### Dataset entries
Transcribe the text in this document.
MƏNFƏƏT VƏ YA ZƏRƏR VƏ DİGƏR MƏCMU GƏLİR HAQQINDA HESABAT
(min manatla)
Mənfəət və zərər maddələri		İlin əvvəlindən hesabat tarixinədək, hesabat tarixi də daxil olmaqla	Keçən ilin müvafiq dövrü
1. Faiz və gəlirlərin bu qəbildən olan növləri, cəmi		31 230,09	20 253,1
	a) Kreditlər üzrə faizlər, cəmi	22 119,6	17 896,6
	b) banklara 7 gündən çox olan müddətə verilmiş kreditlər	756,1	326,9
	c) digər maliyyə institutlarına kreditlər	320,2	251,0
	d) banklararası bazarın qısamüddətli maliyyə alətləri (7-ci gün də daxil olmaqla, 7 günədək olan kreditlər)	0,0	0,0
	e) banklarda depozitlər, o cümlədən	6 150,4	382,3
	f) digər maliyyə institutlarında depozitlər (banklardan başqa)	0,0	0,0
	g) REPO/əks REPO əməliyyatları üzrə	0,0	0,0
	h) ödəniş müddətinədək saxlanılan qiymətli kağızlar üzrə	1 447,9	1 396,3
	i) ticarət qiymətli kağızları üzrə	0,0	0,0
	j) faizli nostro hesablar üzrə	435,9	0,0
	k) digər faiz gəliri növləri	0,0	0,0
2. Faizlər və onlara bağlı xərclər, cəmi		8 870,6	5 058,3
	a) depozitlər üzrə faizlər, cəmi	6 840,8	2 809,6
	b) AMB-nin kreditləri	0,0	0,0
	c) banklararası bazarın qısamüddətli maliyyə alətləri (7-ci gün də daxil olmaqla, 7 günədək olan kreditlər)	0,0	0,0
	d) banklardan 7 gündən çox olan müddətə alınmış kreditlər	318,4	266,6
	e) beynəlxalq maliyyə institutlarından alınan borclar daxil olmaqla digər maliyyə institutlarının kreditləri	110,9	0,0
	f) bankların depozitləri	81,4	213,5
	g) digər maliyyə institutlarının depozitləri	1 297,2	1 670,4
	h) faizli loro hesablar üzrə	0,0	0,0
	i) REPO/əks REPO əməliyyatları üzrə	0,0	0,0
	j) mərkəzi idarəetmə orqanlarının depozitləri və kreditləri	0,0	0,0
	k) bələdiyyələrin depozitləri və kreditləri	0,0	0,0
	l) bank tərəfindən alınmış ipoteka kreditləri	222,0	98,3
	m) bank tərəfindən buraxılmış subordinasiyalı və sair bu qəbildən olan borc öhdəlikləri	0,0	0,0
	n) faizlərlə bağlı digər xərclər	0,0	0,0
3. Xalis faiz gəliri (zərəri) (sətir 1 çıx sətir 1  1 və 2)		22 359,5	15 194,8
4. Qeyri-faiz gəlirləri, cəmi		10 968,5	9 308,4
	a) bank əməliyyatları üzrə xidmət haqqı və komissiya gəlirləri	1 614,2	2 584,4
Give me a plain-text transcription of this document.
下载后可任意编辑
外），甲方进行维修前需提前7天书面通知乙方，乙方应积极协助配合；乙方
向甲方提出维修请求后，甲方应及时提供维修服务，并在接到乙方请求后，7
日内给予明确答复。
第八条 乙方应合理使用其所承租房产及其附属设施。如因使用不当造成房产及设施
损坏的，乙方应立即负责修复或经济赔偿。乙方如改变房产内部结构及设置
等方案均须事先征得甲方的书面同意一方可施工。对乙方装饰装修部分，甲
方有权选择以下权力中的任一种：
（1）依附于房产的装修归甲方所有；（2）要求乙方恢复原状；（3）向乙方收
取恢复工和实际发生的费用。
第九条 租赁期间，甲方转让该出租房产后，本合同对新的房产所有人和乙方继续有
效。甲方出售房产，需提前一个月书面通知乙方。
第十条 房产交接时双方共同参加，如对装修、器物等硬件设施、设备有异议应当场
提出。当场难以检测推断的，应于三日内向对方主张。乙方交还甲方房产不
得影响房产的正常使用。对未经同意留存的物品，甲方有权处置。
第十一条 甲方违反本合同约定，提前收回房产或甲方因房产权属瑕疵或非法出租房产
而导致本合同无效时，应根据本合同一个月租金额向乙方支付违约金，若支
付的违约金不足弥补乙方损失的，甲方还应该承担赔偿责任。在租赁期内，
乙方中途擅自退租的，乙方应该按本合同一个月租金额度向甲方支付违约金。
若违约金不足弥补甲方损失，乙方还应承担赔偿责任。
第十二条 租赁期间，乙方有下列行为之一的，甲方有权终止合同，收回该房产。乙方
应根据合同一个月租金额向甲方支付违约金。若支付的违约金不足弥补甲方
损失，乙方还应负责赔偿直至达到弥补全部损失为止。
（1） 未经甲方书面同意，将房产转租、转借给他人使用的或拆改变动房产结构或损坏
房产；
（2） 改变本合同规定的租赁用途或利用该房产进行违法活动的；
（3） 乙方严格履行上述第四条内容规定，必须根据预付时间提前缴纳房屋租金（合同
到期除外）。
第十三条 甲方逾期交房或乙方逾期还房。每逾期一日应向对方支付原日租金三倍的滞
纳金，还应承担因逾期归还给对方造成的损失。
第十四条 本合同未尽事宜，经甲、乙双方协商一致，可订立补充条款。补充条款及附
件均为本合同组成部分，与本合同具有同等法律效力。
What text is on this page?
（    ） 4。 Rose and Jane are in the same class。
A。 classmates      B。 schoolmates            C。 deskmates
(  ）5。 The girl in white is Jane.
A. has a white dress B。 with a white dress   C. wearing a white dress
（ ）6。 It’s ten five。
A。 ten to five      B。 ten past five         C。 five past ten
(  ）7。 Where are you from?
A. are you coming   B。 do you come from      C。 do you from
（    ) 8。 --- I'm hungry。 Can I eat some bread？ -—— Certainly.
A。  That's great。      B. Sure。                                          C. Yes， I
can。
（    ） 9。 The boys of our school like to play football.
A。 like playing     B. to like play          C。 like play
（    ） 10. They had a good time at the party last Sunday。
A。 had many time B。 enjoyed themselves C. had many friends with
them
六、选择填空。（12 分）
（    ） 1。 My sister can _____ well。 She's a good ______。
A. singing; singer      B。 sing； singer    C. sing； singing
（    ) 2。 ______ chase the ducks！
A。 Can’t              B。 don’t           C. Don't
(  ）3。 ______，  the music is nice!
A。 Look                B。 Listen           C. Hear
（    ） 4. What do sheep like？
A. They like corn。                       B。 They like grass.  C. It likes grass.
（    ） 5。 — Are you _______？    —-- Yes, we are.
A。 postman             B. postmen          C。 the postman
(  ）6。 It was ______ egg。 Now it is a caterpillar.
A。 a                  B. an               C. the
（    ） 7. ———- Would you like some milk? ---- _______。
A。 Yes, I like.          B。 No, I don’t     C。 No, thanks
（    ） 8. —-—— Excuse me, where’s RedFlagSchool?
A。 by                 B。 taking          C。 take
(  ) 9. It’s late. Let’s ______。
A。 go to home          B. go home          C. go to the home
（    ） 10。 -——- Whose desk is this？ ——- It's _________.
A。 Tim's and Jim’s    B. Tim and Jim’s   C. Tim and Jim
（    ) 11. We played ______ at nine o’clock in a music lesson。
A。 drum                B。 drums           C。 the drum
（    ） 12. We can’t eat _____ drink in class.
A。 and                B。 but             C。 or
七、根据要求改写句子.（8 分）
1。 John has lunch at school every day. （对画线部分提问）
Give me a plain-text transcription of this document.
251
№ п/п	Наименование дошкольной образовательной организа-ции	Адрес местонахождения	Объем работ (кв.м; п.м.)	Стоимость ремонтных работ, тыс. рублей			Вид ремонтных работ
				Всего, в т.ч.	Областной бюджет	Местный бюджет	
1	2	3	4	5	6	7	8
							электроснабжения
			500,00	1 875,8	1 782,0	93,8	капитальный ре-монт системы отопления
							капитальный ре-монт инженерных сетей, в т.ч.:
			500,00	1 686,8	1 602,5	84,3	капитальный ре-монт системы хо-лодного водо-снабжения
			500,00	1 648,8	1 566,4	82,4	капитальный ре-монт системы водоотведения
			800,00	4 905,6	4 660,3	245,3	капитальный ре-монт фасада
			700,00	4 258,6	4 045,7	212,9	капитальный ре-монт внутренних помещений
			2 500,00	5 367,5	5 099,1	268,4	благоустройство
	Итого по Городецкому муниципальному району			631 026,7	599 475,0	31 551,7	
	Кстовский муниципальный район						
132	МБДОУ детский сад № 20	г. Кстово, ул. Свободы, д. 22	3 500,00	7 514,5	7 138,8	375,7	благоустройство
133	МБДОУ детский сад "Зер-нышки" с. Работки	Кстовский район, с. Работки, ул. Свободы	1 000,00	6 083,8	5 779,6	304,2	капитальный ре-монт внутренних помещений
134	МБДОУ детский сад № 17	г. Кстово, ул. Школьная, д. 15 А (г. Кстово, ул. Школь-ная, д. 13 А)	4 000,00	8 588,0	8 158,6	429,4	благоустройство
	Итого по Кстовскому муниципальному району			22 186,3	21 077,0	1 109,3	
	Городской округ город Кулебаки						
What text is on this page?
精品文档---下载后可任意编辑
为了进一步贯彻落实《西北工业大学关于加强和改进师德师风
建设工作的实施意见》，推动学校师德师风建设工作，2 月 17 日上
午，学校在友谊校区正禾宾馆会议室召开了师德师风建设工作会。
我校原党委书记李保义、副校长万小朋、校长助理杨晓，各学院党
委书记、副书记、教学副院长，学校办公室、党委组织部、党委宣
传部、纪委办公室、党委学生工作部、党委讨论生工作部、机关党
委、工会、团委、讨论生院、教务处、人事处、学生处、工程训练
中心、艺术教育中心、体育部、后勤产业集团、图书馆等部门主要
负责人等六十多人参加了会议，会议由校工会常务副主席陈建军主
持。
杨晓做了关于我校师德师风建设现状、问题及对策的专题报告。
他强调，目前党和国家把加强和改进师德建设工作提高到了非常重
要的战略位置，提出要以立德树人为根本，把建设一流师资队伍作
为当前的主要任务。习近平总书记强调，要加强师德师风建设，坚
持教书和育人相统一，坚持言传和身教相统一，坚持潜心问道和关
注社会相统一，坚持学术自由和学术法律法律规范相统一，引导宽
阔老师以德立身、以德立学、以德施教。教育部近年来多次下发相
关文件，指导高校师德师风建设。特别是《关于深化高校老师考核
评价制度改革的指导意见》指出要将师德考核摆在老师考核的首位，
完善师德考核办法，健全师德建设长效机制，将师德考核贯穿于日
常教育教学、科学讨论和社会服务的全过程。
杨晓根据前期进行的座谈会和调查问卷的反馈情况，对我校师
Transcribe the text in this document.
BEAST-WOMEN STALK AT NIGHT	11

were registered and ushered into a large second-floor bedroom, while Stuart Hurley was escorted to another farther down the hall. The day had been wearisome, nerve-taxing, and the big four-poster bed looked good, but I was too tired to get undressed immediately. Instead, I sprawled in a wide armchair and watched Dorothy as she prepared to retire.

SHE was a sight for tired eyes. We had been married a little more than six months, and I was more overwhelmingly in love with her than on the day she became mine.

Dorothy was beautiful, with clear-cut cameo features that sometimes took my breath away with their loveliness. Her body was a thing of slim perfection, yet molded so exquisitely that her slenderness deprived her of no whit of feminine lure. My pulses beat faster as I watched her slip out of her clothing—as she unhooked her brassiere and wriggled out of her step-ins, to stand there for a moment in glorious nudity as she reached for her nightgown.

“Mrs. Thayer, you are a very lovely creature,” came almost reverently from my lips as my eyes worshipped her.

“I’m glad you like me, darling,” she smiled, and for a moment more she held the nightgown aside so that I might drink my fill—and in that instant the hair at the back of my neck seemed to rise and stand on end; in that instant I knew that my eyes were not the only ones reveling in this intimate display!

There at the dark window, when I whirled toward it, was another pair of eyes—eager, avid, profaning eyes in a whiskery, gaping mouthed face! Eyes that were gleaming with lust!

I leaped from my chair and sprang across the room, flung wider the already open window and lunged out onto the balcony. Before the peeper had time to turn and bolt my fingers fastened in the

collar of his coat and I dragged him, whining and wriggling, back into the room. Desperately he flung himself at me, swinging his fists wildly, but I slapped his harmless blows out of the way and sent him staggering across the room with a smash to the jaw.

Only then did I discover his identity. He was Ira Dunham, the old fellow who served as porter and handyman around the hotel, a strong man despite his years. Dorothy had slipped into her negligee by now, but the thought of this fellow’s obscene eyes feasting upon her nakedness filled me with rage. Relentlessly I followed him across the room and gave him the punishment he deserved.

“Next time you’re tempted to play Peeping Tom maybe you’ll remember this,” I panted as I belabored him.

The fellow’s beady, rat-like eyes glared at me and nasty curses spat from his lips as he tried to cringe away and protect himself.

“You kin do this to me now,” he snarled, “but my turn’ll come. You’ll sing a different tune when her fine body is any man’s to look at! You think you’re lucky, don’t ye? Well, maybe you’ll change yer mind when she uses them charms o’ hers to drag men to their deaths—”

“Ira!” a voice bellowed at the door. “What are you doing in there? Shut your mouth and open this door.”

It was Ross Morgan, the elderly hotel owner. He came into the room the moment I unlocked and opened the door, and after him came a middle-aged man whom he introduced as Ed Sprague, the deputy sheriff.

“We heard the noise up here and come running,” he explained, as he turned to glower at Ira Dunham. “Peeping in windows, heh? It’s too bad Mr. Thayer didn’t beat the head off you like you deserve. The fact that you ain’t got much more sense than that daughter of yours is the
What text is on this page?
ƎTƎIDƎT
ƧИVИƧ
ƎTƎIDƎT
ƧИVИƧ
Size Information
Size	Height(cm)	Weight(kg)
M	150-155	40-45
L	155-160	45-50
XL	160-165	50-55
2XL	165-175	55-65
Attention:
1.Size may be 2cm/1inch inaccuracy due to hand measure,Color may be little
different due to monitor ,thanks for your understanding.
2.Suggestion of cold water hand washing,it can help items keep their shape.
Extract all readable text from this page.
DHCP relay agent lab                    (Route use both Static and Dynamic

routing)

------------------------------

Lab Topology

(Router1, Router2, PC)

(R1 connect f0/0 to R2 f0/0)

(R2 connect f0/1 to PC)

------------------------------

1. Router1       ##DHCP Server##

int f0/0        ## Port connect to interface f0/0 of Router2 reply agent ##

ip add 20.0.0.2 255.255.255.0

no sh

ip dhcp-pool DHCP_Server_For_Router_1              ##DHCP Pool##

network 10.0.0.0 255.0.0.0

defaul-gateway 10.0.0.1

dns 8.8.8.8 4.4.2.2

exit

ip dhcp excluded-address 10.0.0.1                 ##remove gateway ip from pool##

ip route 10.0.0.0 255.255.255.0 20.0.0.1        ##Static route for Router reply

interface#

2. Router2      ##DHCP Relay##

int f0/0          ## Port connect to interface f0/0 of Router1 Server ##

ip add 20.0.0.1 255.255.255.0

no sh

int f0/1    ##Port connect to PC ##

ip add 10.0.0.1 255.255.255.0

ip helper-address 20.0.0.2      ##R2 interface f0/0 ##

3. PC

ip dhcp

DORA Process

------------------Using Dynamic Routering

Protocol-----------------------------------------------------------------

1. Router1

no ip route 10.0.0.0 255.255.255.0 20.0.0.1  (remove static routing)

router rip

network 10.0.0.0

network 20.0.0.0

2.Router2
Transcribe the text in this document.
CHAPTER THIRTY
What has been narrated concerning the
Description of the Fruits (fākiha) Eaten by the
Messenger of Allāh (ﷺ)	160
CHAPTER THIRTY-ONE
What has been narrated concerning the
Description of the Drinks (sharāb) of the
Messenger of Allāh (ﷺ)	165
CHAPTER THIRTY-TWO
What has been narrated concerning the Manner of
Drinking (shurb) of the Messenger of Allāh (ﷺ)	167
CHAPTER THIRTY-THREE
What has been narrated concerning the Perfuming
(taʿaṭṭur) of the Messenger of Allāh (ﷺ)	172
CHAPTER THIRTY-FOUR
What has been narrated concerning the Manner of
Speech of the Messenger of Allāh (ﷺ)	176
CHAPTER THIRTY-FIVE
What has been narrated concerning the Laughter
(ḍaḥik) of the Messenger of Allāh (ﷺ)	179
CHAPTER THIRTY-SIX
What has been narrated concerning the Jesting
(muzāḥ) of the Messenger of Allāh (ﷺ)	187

### EXERCISE BRIEF
Look over the listing. Pull out every line with the string "interface" in it.

### RESPONSE TO THE TASK
int f0/0        ## Port connect to interface f0/0 of Router2 reply agent ##
interface#
int f0/0          ## Port connect to interface f0/0 of Router1 Server ##
ip helper-address 20.0.0.2      ##R2 interface f0/0 ##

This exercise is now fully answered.